### PROVIDED ENTRIES
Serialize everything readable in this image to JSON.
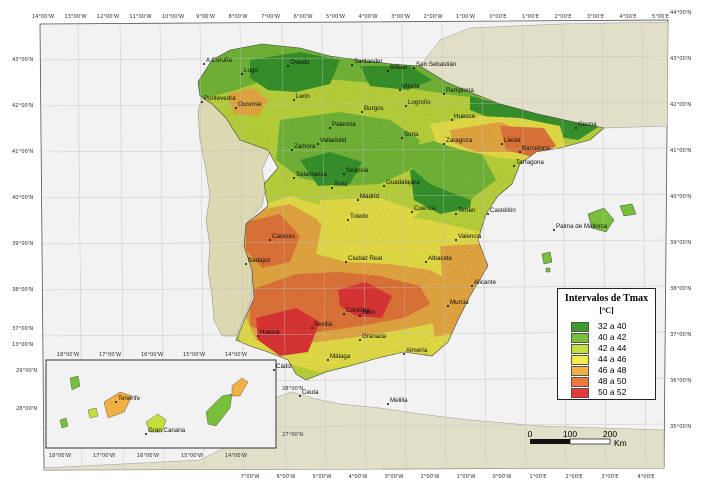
{
  "map": {
    "lon_ticks_top": [
      "14°00'W",
      "13°00'W",
      "12°00'W",
      "11°00'W",
      "10°00'W",
      "9°00'W",
      "8°00'W",
      "7°00'W",
      "6°00'W",
      "5°00'W",
      "4°00'W",
      "3°00'W",
      "2°00'W",
      "1°00'W",
      "0°00'E",
      "1°00'E",
      "2°00'E",
      "3°00'E",
      "4°00'E",
      "5°00'E"
    ],
    "lon_ticks_bottom": [
      "7°00'W",
      "6°00'W",
      "5°00'W",
      "4°00'W",
      "3°00'W",
      "2°00'W",
      "1°00'W",
      "0°00'W",
      "1°00'E",
      "2°00'E",
      "3°00'E",
      "4°00'E"
    ],
    "lat_ticks_left": [
      "43°00'N",
      "42°00'N",
      "41°00'N",
      "40°00'N",
      "39°00'N",
      "38°00'N",
      "37°00'N",
      "13°00'N"
    ],
    "lat_ticks_right": [
      "44°00'N",
      "43°00'N",
      "42°00'N",
      "41°00'N",
      "40°00'N",
      "39°00'N",
      "38°00'N",
      "37°00'N",
      "36°00'N",
      "35°00'N"
    ],
    "inset_lon_ticks_top": [
      "18°00'W",
      "17°00'W",
      "16°00'W",
      "15°00'W",
      "14°00'W"
    ],
    "inset_lon_ticks_bottom": [
      "18°00'W",
      "17°00'W",
      "16°00'W",
      "15°00'W",
      "14°00'W"
    ],
    "inset_lat_ticks": [
      "29°00'N",
      "28°00'N",
      "28°00'N",
      "27°00'N"
    ],
    "cities": [
      "A Coruña",
      "Lugo",
      "Oviedo",
      "Santander",
      "Bilbao",
      "San Sebastián",
      "Pontevedra",
      "Ourense",
      "León",
      "Vitoria",
      "Pamplona",
      "Logroño",
      "Burgos",
      "Huesca",
      "Girona",
      "Palencia",
      "Soria",
      "Zaragoza",
      "Lleida",
      "Barcelona",
      "Zamora",
      "Valladolid",
      "Tarragona",
      "Salamanca",
      "Segovia",
      "Ávila",
      "Guadalajara",
      "Madrid",
      "Cuenca",
      "Teruel",
      "Castellón",
      "Palma de Mallorca",
      "Toledo",
      "Cáceres",
      "Valencia",
      "Badajoz",
      "Ciudad Real",
      "Albacete",
      "Alicante",
      "Córdoba",
      "Jaén",
      "Murcia",
      "Sevilla",
      "Huelva",
      "Granada",
      "Almería",
      "Cádiz",
      "Málaga",
      "Ceuta",
      "Melilla",
      "Tenerife",
      "Gran Canaria"
    ],
    "colors": {
      "sea": "#f2f2f2",
      "foreign_land": "#e2dfc8",
      "portugal": "#dcd8b2",
      "border": "#555555"
    }
  },
  "legend": {
    "title": "Intervalos de Tmax",
    "unit": "[°C]",
    "items": [
      {
        "label": "32 a 40",
        "color": "#3a9a2e"
      },
      {
        "label": "40 a 42",
        "color": "#78bf3a"
      },
      {
        "label": "42 a 44",
        "color": "#c4de3e"
      },
      {
        "label": "44 a 46",
        "color": "#f2ea4a"
      },
      {
        "label": "46 a 48",
        "color": "#f2b044"
      },
      {
        "label": "48 a 50",
        "color": "#ec7a3c"
      },
      {
        "label": "50 a 52",
        "color": "#e83838"
      }
    ]
  },
  "scale_bar": {
    "labels": [
      "0",
      "100",
      "200"
    ],
    "unit": "Km"
  }
}
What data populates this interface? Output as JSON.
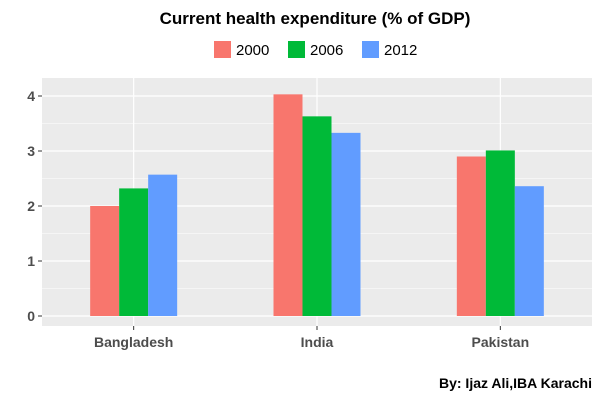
{
  "chart_data": {
    "type": "bar",
    "title": "Current health expenditure (% of GDP)",
    "categories": [
      "Bangladesh",
      "India",
      "Pakistan"
    ],
    "series": [
      {
        "name": "2000",
        "color": "#F8766D",
        "values": [
          2.0,
          4.03,
          2.9
        ]
      },
      {
        "name": "2006",
        "color": "#00BA38",
        "values": [
          2.32,
          3.63,
          3.01
        ]
      },
      {
        "name": "2012",
        "color": "#619CFF",
        "values": [
          2.57,
          3.33,
          2.36
        ]
      }
    ],
    "yticks": [
      0,
      1,
      2,
      3,
      4
    ],
    "ylim": [
      -0.2,
      4.3
    ],
    "xlabel": "",
    "ylabel": "",
    "grid": true,
    "legend_position": "top",
    "panel_background": "#EBEBEB",
    "caption": "By: Ijaz Ali,IBA Karachi"
  }
}
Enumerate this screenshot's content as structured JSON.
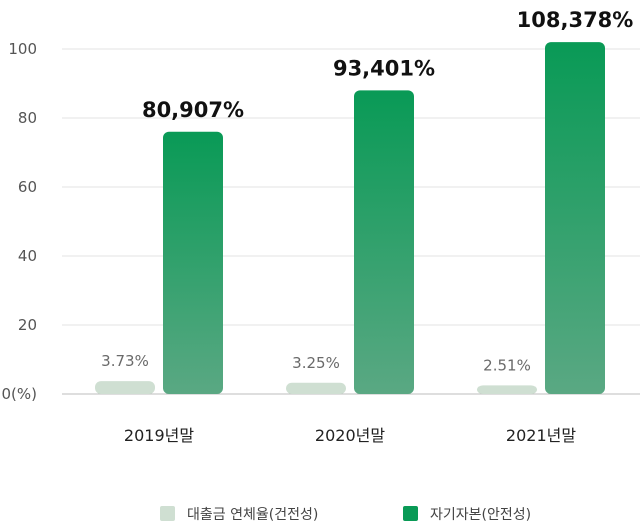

### WORK TO COMPLETE
Go through the entries above and pull out each line with "this" in it.

### PROBLEM SOLUTION
Serialize everything readable in this image to JSON.
What data populates this interface? Output as JSON.
Enumerate this screenshot's content as structured JSON.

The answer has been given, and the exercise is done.